- [Task] The entries below need to be written out exactly, with no pictures included.

/---

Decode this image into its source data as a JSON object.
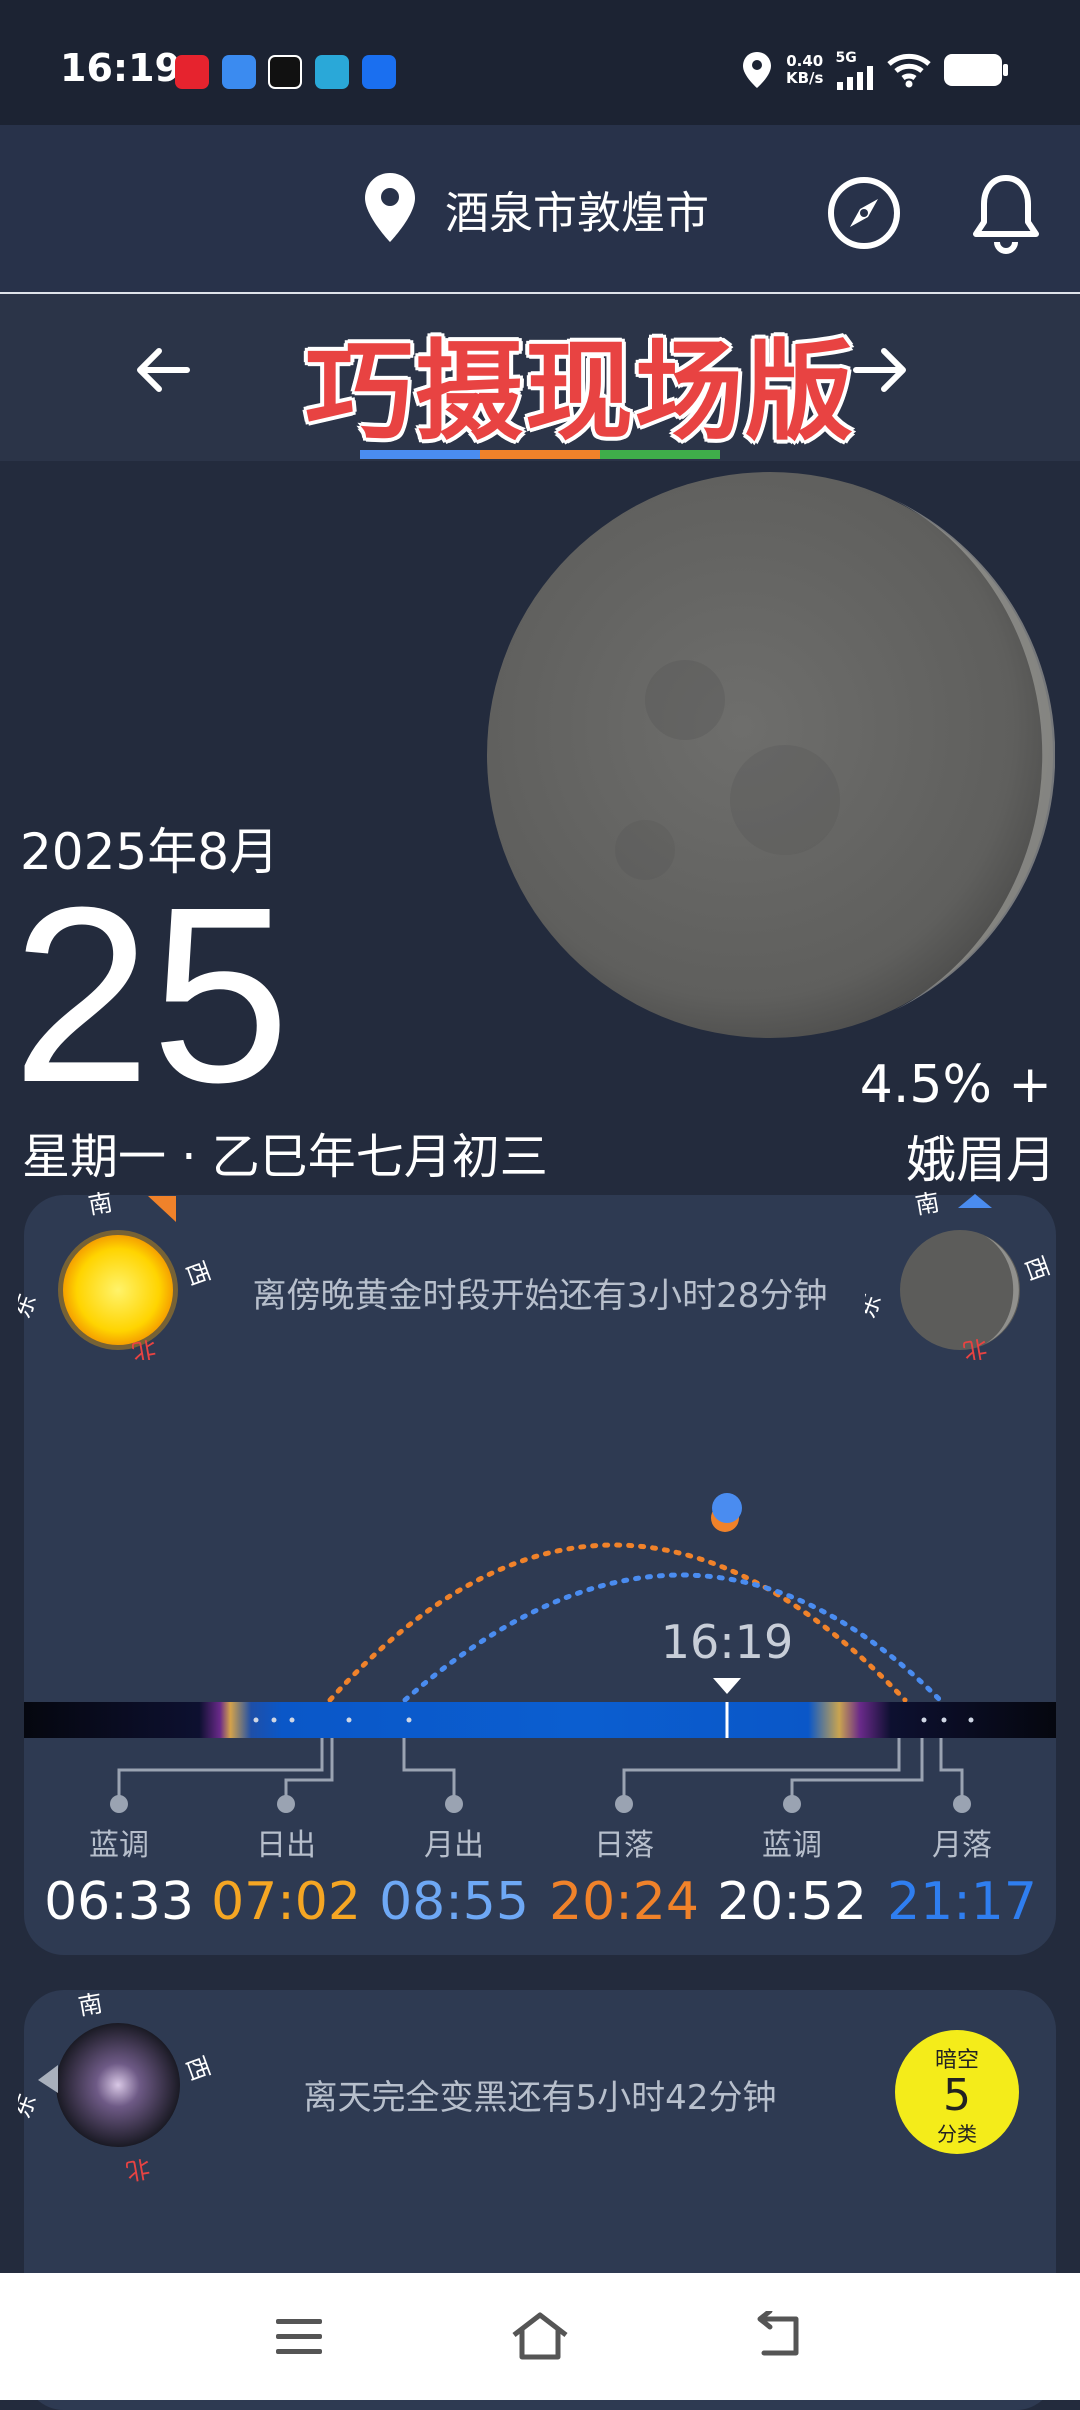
{
  "status_bar": {
    "time": "16:19",
    "net_speed_value": "0.40",
    "net_speed_unit": "KB/s",
    "signal_label": "5G",
    "app_icons": [
      "xiaohongshu-icon",
      "message-icon",
      "capcut-icon",
      "cloud-icon",
      "v-app-icon"
    ]
  },
  "header": {
    "location": "酒泉市敦煌市"
  },
  "banner": {
    "title": "巧摄现场版"
  },
  "hero": {
    "year_month": "2025年8月",
    "day": "25",
    "weekday_lunar": "星期一 · 乙巳年七月初三",
    "illumination": "4.5% +",
    "phase_name": "娥眉月"
  },
  "sun_card": {
    "countdown_message": "离傍晚黄金时段开始还有3小时28分钟",
    "current_time": "16:19",
    "dir_south": "南",
    "dir_west": "西",
    "dir_east": "东",
    "dir_north": "北",
    "events": [
      {
        "name": "蓝调",
        "time": "06:33",
        "color": "#ffffff"
      },
      {
        "name": "日出",
        "time": "07:02",
        "color": "#f5a623"
      },
      {
        "name": "月出",
        "time": "08:55",
        "color": "#6ea8f5"
      },
      {
        "name": "日落",
        "time": "20:24",
        "color": "#f0822a"
      },
      {
        "name": "蓝调",
        "time": "20:52",
        "color": "#ffffff"
      },
      {
        "name": "月落",
        "time": "21:17",
        "color": "#2f7ef0"
      }
    ]
  },
  "dark_card": {
    "countdown_message": "离天完全变黑还有5小时42分钟",
    "badge_top": "暗空",
    "badge_value": "5",
    "badge_bottom": "分类",
    "dir_south": "南",
    "dir_west": "西",
    "dir_east": "东",
    "dir_north": "北"
  },
  "colors": {
    "accent_blue": "#4a8cf0",
    "accent_orange": "#f0822a",
    "accent_green": "#3fae4a",
    "banner_red": "#e84342"
  }
}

\---

- [Response to this exercise]
Decode this image into its source data as a JSON object.
{
  "status_bar": {
    "time": "16:19",
    "net_speed_value": "0.40",
    "net_speed_unit": "KB/s",
    "signal_label": "5G",
    "app_icons": [
      "xiaohongshu-icon",
      "message-icon",
      "capcut-icon",
      "cloud-icon",
      "v-app-icon"
    ]
  },
  "header": {
    "location": "酒泉市敦煌市"
  },
  "banner": {
    "title": "巧摄现场版"
  },
  "hero": {
    "year_month": "2025年8月",
    "day": "25",
    "weekday_lunar": "星期一 · 乙巳年七月初三",
    "illumination": "4.5% +",
    "phase_name": "娥眉月"
  },
  "sun_card": {
    "countdown_message": "离傍晚黄金时段开始还有3小时28分钟",
    "current_time": "16:19",
    "dir_south": "南",
    "dir_west": "西",
    "dir_east": "东",
    "dir_north": "北",
    "events": [
      {
        "name": "蓝调",
        "time": "06:33",
        "color": "#ffffff"
      },
      {
        "name": "日出",
        "time": "07:02",
        "color": "#f5a623"
      },
      {
        "name": "月出",
        "time": "08:55",
        "color": "#6ea8f5"
      },
      {
        "name": "日落",
        "time": "20:24",
        "color": "#f0822a"
      },
      {
        "name": "蓝调",
        "time": "20:52",
        "color": "#ffffff"
      },
      {
        "name": "月落",
        "time": "21:17",
        "color": "#2f7ef0"
      }
    ]
  },
  "dark_card": {
    "countdown_message": "离天完全变黑还有5小时42分钟",
    "badge_top": "暗空",
    "badge_value": "5",
    "badge_bottom": "分类",
    "dir_south": "南",
    "dir_west": "西",
    "dir_east": "东",
    "dir_north": "北"
  },
  "colors": {
    "accent_blue": "#4a8cf0",
    "accent_orange": "#f0822a",
    "accent_green": "#3fae4a",
    "banner_red": "#e84342"
  }
}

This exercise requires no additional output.